Task description:
Retype the data that follows line by line, exactly, and leave its pictures out.
[start of Records shown]
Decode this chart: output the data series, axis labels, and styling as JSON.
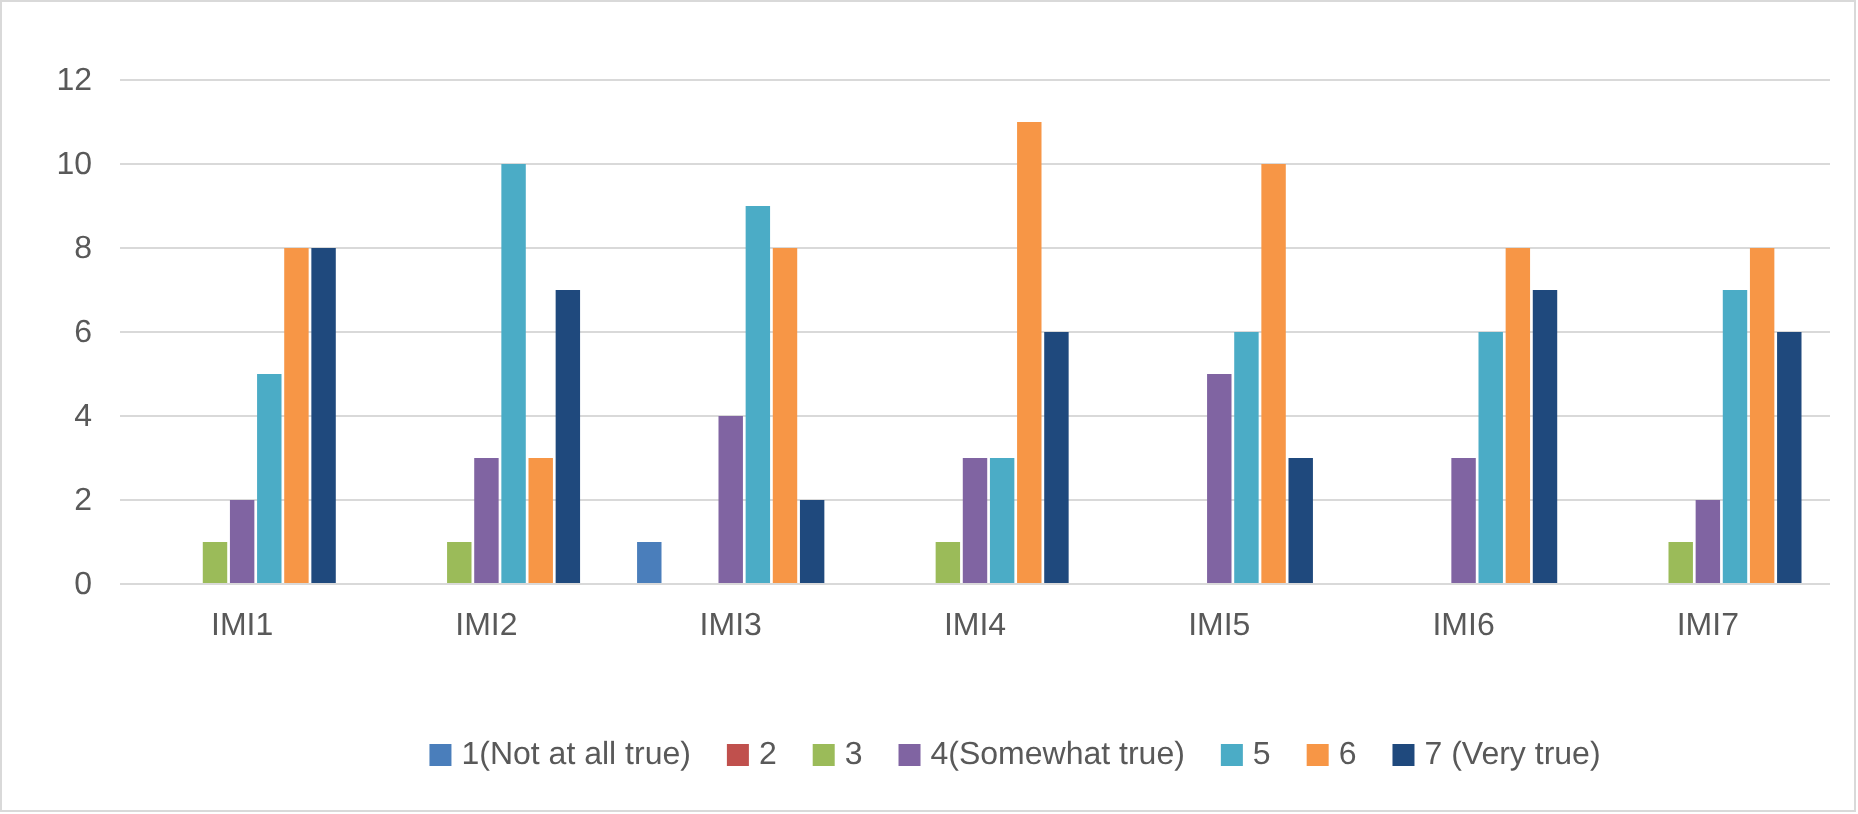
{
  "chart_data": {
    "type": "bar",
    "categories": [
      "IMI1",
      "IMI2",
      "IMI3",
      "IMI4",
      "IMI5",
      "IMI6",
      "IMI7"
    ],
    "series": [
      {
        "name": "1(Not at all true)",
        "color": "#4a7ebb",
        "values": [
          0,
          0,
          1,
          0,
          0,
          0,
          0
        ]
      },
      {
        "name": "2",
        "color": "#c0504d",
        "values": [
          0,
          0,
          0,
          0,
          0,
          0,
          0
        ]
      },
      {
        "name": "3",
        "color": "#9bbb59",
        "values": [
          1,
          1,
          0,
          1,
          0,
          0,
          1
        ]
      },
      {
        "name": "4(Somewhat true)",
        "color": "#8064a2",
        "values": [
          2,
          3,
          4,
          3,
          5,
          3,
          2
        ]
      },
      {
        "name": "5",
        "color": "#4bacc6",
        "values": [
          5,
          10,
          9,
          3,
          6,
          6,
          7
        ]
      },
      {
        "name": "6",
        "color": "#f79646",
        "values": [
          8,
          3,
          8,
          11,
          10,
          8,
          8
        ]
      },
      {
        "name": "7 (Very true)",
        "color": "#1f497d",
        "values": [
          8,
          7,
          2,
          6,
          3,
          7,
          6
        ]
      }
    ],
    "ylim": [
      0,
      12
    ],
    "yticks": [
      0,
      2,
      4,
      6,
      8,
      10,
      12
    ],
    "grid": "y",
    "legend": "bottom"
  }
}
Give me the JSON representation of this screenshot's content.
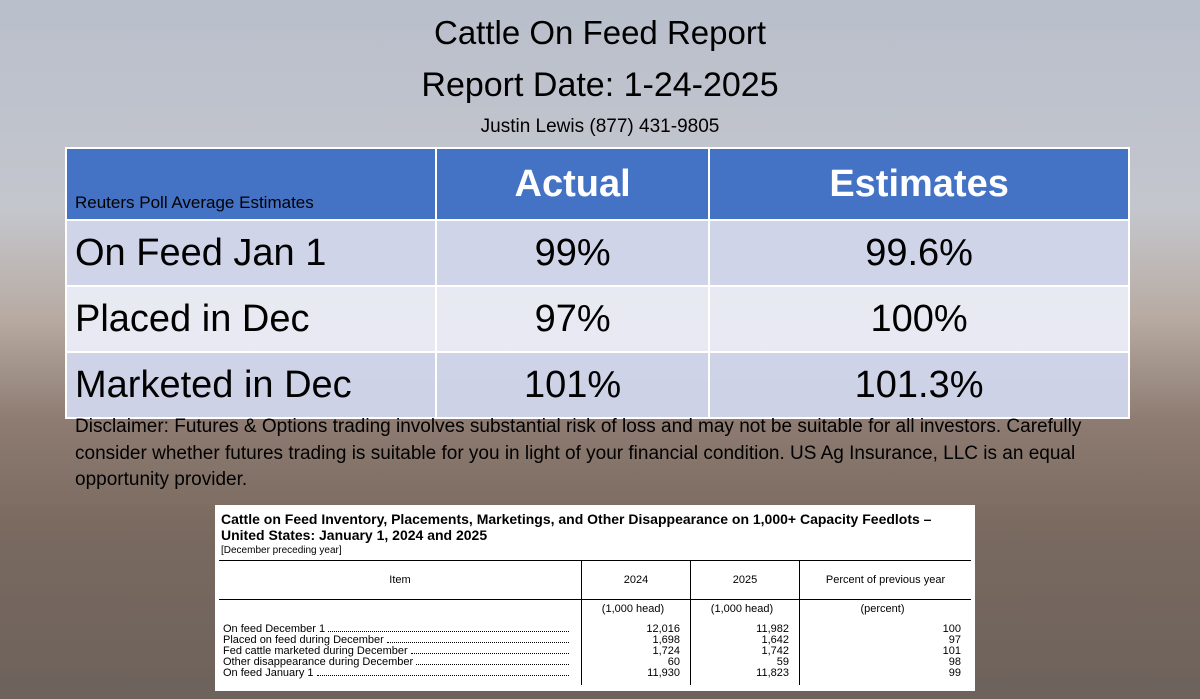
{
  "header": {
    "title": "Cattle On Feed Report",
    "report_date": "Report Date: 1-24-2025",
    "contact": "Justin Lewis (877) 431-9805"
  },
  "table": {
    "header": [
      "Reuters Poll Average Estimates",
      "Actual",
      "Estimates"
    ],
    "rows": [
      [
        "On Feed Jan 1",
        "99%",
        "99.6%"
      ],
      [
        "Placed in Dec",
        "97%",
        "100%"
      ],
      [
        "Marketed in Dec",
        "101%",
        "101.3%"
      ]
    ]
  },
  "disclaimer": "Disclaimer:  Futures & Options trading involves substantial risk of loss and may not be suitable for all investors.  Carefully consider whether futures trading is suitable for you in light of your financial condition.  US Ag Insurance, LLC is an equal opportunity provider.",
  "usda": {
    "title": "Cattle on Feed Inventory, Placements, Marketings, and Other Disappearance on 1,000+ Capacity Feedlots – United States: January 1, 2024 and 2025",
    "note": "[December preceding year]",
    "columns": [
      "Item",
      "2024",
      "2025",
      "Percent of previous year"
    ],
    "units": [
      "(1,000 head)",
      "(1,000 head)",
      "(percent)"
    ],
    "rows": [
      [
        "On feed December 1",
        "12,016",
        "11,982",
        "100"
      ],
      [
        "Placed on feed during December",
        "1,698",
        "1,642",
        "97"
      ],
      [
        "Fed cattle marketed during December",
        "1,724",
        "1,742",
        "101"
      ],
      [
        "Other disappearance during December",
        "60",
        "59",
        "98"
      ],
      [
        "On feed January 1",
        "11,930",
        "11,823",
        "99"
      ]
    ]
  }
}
[end of Records shown]
Answer below:
Decode this chart: output the data series, axis labels, and styling as JSON.
{
  "chart_data": {
    "type": "bar",
    "categories": [
      "IMI1",
      "IMI2",
      "IMI3",
      "IMI4",
      "IMI5",
      "IMI6",
      "IMI7"
    ],
    "series": [
      {
        "name": "1(Not at all true)",
        "color": "#4a7ebb",
        "values": [
          0,
          0,
          1,
          0,
          0,
          0,
          0
        ]
      },
      {
        "name": "2",
        "color": "#c0504d",
        "values": [
          0,
          0,
          0,
          0,
          0,
          0,
          0
        ]
      },
      {
        "name": "3",
        "color": "#9bbb59",
        "values": [
          1,
          1,
          0,
          1,
          0,
          0,
          1
        ]
      },
      {
        "name": "4(Somewhat true)",
        "color": "#8064a2",
        "values": [
          2,
          3,
          4,
          3,
          5,
          3,
          2
        ]
      },
      {
        "name": "5",
        "color": "#4bacc6",
        "values": [
          5,
          10,
          9,
          3,
          6,
          6,
          7
        ]
      },
      {
        "name": "6",
        "color": "#f79646",
        "values": [
          8,
          3,
          8,
          11,
          10,
          8,
          8
        ]
      },
      {
        "name": "7 (Very true)",
        "color": "#1f497d",
        "values": [
          8,
          7,
          2,
          6,
          3,
          7,
          6
        ]
      }
    ],
    "ylim": [
      0,
      12
    ],
    "yticks": [
      0,
      2,
      4,
      6,
      8,
      10,
      12
    ],
    "grid": "y",
    "legend": "bottom"
  }
}
Give me the JSON representation of this screenshot's content.
{
  "header": {
    "title": "Cattle On Feed Report",
    "report_date": "Report Date: 1-24-2025",
    "contact": "Justin Lewis (877) 431-9805"
  },
  "table": {
    "header": [
      "Reuters Poll Average Estimates",
      "Actual",
      "Estimates"
    ],
    "rows": [
      [
        "On Feed Jan 1",
        "99%",
        "99.6%"
      ],
      [
        "Placed in Dec",
        "97%",
        "100%"
      ],
      [
        "Marketed in Dec",
        "101%",
        "101.3%"
      ]
    ]
  },
  "disclaimer": "Disclaimer:  Futures & Options trading involves substantial risk of loss and may not be suitable for all investors.  Carefully consider whether futures trading is suitable for you in light of your financial condition.  US Ag Insurance, LLC is an equal opportunity provider.",
  "usda": {
    "title": "Cattle on Feed Inventory, Placements, Marketings, and Other Disappearance on 1,000+ Capacity Feedlots – United States: January 1, 2024 and 2025",
    "note": "[December preceding year]",
    "columns": [
      "Item",
      "2024",
      "2025",
      "Percent of previous year"
    ],
    "units": [
      "(1,000 head)",
      "(1,000 head)",
      "(percent)"
    ],
    "rows": [
      [
        "On feed December 1",
        "12,016",
        "11,982",
        "100"
      ],
      [
        "Placed on feed during December",
        "1,698",
        "1,642",
        "97"
      ],
      [
        "Fed cattle marketed during December",
        "1,724",
        "1,742",
        "101"
      ],
      [
        "Other disappearance during December",
        "60",
        "59",
        "98"
      ],
      [
        "On feed January 1",
        "11,930",
        "11,823",
        "99"
      ]
    ]
  }
}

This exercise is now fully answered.